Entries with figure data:
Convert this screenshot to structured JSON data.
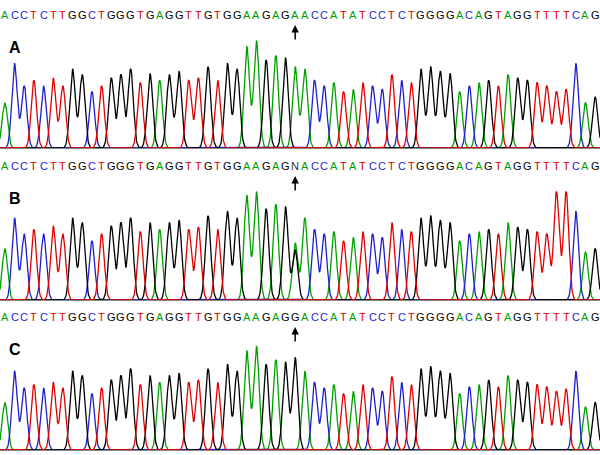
{
  "chart_data": [
    {
      "type": "line",
      "title": "A",
      "categories": [
        "A",
        "C",
        "C",
        "T",
        "C",
        "T",
        "T",
        "G",
        "G",
        "C",
        "T",
        "G",
        "G",
        "G",
        "T",
        "G",
        "A",
        "G",
        "G",
        "T",
        "T",
        "G",
        "T",
        "G",
        "G",
        "A",
        "A",
        "G",
        "A",
        "G",
        "A",
        "A",
        "C",
        "C",
        "A",
        "T",
        "A",
        "T",
        "C",
        "C",
        "T",
        "C",
        "T",
        "G",
        "G",
        "G",
        "G",
        "A",
        "C",
        "A",
        "G",
        "T",
        "A",
        "G",
        "G",
        "T",
        "T",
        "T",
        "T",
        "C",
        "A",
        "G"
      ],
      "values": [
        40,
        75,
        55,
        60,
        55,
        62,
        55,
        70,
        65,
        50,
        55,
        62,
        65,
        70,
        58,
        66,
        60,
        65,
        68,
        60,
        62,
        72,
        60,
        75,
        70,
        90,
        95,
        78,
        82,
        80,
        72,
        70,
        60,
        55,
        58,
        50,
        52,
        58,
        55,
        52,
        65,
        60,
        58,
        70,
        72,
        68,
        66,
        50,
        55,
        58,
        60,
        55,
        65,
        62,
        60,
        58,
        55,
        50,
        52,
        75,
        40,
        45
      ],
      "channels": [
        {
          "name": "A",
          "color": "#00a000"
        },
        {
          "name": "C",
          "color": "#1f1fd0"
        },
        {
          "name": "G",
          "color": "#000000"
        },
        {
          "name": "T",
          "color": "#e00000"
        }
      ],
      "arrow_at": 30,
      "xlim": [
        -0.5,
        61.5
      ],
      "ylim": [
        0,
        100
      ],
      "tick_labels": false,
      "grid": false
    },
    {
      "type": "line",
      "title": "B",
      "categories": [
        "A",
        "C",
        "C",
        "T",
        "C",
        "T",
        "T",
        "G",
        "G",
        "C",
        "T",
        "G",
        "G",
        "G",
        "T",
        "G",
        "A",
        "G",
        "G",
        "T",
        "T",
        "G",
        "T",
        "G",
        "G",
        "A",
        "A",
        "G",
        "A",
        "G",
        "N",
        "A",
        "C",
        "C",
        "A",
        "T",
        "A",
        "T",
        "C",
        "C",
        "T",
        "C",
        "T",
        "G",
        "G",
        "G",
        "G",
        "A",
        "C",
        "A",
        "G",
        "T",
        "A",
        "G",
        "G",
        "T",
        "T",
        "T",
        "T",
        "C",
        "A",
        "G"
      ],
      "values": [
        45,
        72,
        58,
        62,
        58,
        65,
        58,
        72,
        68,
        52,
        58,
        65,
        68,
        72,
        60,
        68,
        62,
        68,
        70,
        62,
        64,
        74,
        62,
        78,
        72,
        92,
        95,
        80,
        84,
        82,
        null,
        72,
        62,
        58,
        60,
        52,
        55,
        60,
        58,
        55,
        68,
        62,
        60,
        72,
        74,
        70,
        68,
        52,
        58,
        60,
        62,
        58,
        68,
        64,
        62,
        60,
        58,
        95,
        95,
        78,
        42,
        45
      ],
      "mixed": [
        {
          "index": 30,
          "name": "A",
          "value": 50
        },
        {
          "index": 30,
          "name": "G",
          "value": 44
        }
      ],
      "channels": [
        {
          "name": "A",
          "color": "#00a000"
        },
        {
          "name": "C",
          "color": "#1f1fd0"
        },
        {
          "name": "G",
          "color": "#000000"
        },
        {
          "name": "T",
          "color": "#e00000"
        }
      ],
      "arrow_at": 30,
      "xlim": [
        -0.5,
        61.5
      ],
      "ylim": [
        0,
        100
      ],
      "tick_labels": false,
      "grid": false
    },
    {
      "type": "line",
      "title": "C",
      "categories": [
        "A",
        "C",
        "C",
        "T",
        "C",
        "T",
        "T",
        "G",
        "G",
        "C",
        "T",
        "G",
        "G",
        "G",
        "T",
        "G",
        "A",
        "G",
        "G",
        "T",
        "T",
        "G",
        "T",
        "G",
        "G",
        "A",
        "A",
        "G",
        "A",
        "G",
        "G",
        "A",
        "C",
        "C",
        "A",
        "T",
        "A",
        "T",
        "C",
        "C",
        "T",
        "C",
        "T",
        "G",
        "G",
        "G",
        "G",
        "A",
        "C",
        "A",
        "G",
        "T",
        "A",
        "G",
        "G",
        "T",
        "T",
        "T",
        "T",
        "C",
        "A",
        "G"
      ],
      "values": [
        42,
        70,
        55,
        58,
        55,
        60,
        55,
        70,
        66,
        50,
        55,
        62,
        66,
        72,
        58,
        66,
        60,
        66,
        68,
        60,
        62,
        72,
        60,
        76,
        70,
        88,
        92,
        76,
        80,
        78,
        82,
        70,
        60,
        55,
        58,
        50,
        52,
        58,
        55,
        52,
        65,
        60,
        58,
        72,
        74,
        70,
        68,
        50,
        56,
        58,
        62,
        56,
        66,
        62,
        60,
        58,
        56,
        52,
        54,
        70,
        38,
        42
      ],
      "channels": [
        {
          "name": "A",
          "color": "#00a000"
        },
        {
          "name": "C",
          "color": "#1f1fd0"
        },
        {
          "name": "G",
          "color": "#000000"
        },
        {
          "name": "T",
          "color": "#e00000"
        }
      ],
      "arrow_at": 30,
      "xlim": [
        -0.5,
        61.5
      ],
      "ylim": [
        0,
        100
      ],
      "tick_labels": false,
      "grid": false
    }
  ]
}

▶ [What to do]:
Without the pictures, write out the whole listing above exactly as it appears.

▶ [Result for this task]:
Convert this screenshot to structured JSON data.
{
  "chart_data": [
    {
      "type": "line",
      "title": "A",
      "categories": [
        "A",
        "C",
        "C",
        "T",
        "C",
        "T",
        "T",
        "G",
        "G",
        "C",
        "T",
        "G",
        "G",
        "G",
        "T",
        "G",
        "A",
        "G",
        "G",
        "T",
        "T",
        "G",
        "T",
        "G",
        "G",
        "A",
        "A",
        "G",
        "A",
        "G",
        "A",
        "A",
        "C",
        "C",
        "A",
        "T",
        "A",
        "T",
        "C",
        "C",
        "T",
        "C",
        "T",
        "G",
        "G",
        "G",
        "G",
        "A",
        "C",
        "A",
        "G",
        "T",
        "A",
        "G",
        "G",
        "T",
        "T",
        "T",
        "T",
        "C",
        "A",
        "G"
      ],
      "values": [
        40,
        75,
        55,
        60,
        55,
        62,
        55,
        70,
        65,
        50,
        55,
        62,
        65,
        70,
        58,
        66,
        60,
        65,
        68,
        60,
        62,
        72,
        60,
        75,
        70,
        90,
        95,
        78,
        82,
        80,
        72,
        70,
        60,
        55,
        58,
        50,
        52,
        58,
        55,
        52,
        65,
        60,
        58,
        70,
        72,
        68,
        66,
        50,
        55,
        58,
        60,
        55,
        65,
        62,
        60,
        58,
        55,
        50,
        52,
        75,
        40,
        45
      ],
      "channels": [
        {
          "name": "A",
          "color": "#00a000"
        },
        {
          "name": "C",
          "color": "#1f1fd0"
        },
        {
          "name": "G",
          "color": "#000000"
        },
        {
          "name": "T",
          "color": "#e00000"
        }
      ],
      "arrow_at": 30,
      "xlim": [
        -0.5,
        61.5
      ],
      "ylim": [
        0,
        100
      ],
      "tick_labels": false,
      "grid": false
    },
    {
      "type": "line",
      "title": "B",
      "categories": [
        "A",
        "C",
        "C",
        "T",
        "C",
        "T",
        "T",
        "G",
        "G",
        "C",
        "T",
        "G",
        "G",
        "G",
        "T",
        "G",
        "A",
        "G",
        "G",
        "T",
        "T",
        "G",
        "T",
        "G",
        "G",
        "A",
        "A",
        "G",
        "A",
        "G",
        "N",
        "A",
        "C",
        "C",
        "A",
        "T",
        "A",
        "T",
        "C",
        "C",
        "T",
        "C",
        "T",
        "G",
        "G",
        "G",
        "G",
        "A",
        "C",
        "A",
        "G",
        "T",
        "A",
        "G",
        "G",
        "T",
        "T",
        "T",
        "T",
        "C",
        "A",
        "G"
      ],
      "values": [
        45,
        72,
        58,
        62,
        58,
        65,
        58,
        72,
        68,
        52,
        58,
        65,
        68,
        72,
        60,
        68,
        62,
        68,
        70,
        62,
        64,
        74,
        62,
        78,
        72,
        92,
        95,
        80,
        84,
        82,
        null,
        72,
        62,
        58,
        60,
        52,
        55,
        60,
        58,
        55,
        68,
        62,
        60,
        72,
        74,
        70,
        68,
        52,
        58,
        60,
        62,
        58,
        68,
        64,
        62,
        60,
        58,
        95,
        95,
        78,
        42,
        45
      ],
      "mixed": [
        {
          "index": 30,
          "name": "A",
          "value": 50
        },
        {
          "index": 30,
          "name": "G",
          "value": 44
        }
      ],
      "channels": [
        {
          "name": "A",
          "color": "#00a000"
        },
        {
          "name": "C",
          "color": "#1f1fd0"
        },
        {
          "name": "G",
          "color": "#000000"
        },
        {
          "name": "T",
          "color": "#e00000"
        }
      ],
      "arrow_at": 30,
      "xlim": [
        -0.5,
        61.5
      ],
      "ylim": [
        0,
        100
      ],
      "tick_labels": false,
      "grid": false
    },
    {
      "type": "line",
      "title": "C",
      "categories": [
        "A",
        "C",
        "C",
        "T",
        "C",
        "T",
        "T",
        "G",
        "G",
        "C",
        "T",
        "G",
        "G",
        "G",
        "T",
        "G",
        "A",
        "G",
        "G",
        "T",
        "T",
        "G",
        "T",
        "G",
        "G",
        "A",
        "A",
        "G",
        "A",
        "G",
        "G",
        "A",
        "C",
        "C",
        "A",
        "T",
        "A",
        "T",
        "C",
        "C",
        "T",
        "C",
        "T",
        "G",
        "G",
        "G",
        "G",
        "A",
        "C",
        "A",
        "G",
        "T",
        "A",
        "G",
        "G",
        "T",
        "T",
        "T",
        "T",
        "C",
        "A",
        "G"
      ],
      "values": [
        42,
        70,
        55,
        58,
        55,
        60,
        55,
        70,
        66,
        50,
        55,
        62,
        66,
        72,
        58,
        66,
        60,
        66,
        68,
        60,
        62,
        72,
        60,
        76,
        70,
        88,
        92,
        76,
        80,
        78,
        82,
        70,
        60,
        55,
        58,
        50,
        52,
        58,
        55,
        52,
        65,
        60,
        58,
        72,
        74,
        70,
        68,
        50,
        56,
        58,
        62,
        56,
        66,
        62,
        60,
        58,
        56,
        52,
        54,
        70,
        38,
        42
      ],
      "channels": [
        {
          "name": "A",
          "color": "#00a000"
        },
        {
          "name": "C",
          "color": "#1f1fd0"
        },
        {
          "name": "G",
          "color": "#000000"
        },
        {
          "name": "T",
          "color": "#e00000"
        }
      ],
      "arrow_at": 30,
      "xlim": [
        -0.5,
        61.5
      ],
      "ylim": [
        0,
        100
      ],
      "tick_labels": false,
      "grid": false
    }
  ]
}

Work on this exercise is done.